[Collected data]
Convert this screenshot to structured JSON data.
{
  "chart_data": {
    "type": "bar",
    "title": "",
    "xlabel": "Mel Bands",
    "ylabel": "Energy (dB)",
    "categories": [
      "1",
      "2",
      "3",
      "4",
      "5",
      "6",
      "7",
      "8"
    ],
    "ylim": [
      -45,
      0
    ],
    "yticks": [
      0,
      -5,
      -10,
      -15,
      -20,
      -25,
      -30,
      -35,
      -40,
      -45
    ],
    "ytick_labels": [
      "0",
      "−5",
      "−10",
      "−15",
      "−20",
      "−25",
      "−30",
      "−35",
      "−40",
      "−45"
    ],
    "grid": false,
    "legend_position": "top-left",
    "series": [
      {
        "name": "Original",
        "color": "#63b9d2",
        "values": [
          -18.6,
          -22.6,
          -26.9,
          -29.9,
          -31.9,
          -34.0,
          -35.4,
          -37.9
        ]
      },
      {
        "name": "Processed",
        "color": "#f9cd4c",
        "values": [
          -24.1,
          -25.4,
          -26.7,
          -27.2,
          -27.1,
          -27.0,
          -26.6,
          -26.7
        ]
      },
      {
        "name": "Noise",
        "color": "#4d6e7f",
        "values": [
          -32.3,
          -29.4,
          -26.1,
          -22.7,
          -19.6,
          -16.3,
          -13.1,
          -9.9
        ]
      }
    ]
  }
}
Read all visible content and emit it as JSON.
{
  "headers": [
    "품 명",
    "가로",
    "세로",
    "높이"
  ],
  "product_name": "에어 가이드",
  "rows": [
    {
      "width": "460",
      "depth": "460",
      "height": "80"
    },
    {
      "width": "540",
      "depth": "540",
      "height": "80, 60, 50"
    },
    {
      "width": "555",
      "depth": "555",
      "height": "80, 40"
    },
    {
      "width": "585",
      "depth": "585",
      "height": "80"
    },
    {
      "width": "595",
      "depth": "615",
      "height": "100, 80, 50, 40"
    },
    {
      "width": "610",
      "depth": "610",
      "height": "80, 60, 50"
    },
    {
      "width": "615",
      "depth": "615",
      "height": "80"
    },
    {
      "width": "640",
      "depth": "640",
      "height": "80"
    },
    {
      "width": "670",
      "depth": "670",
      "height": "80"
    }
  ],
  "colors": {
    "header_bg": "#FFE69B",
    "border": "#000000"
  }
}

▶ _What is required_:
Find the word "JSON" in the data and show each line that holds it.

▶ _Task answer_:
Convert this screenshot to structured JSON data.
Read all visible content and emit it as JSON.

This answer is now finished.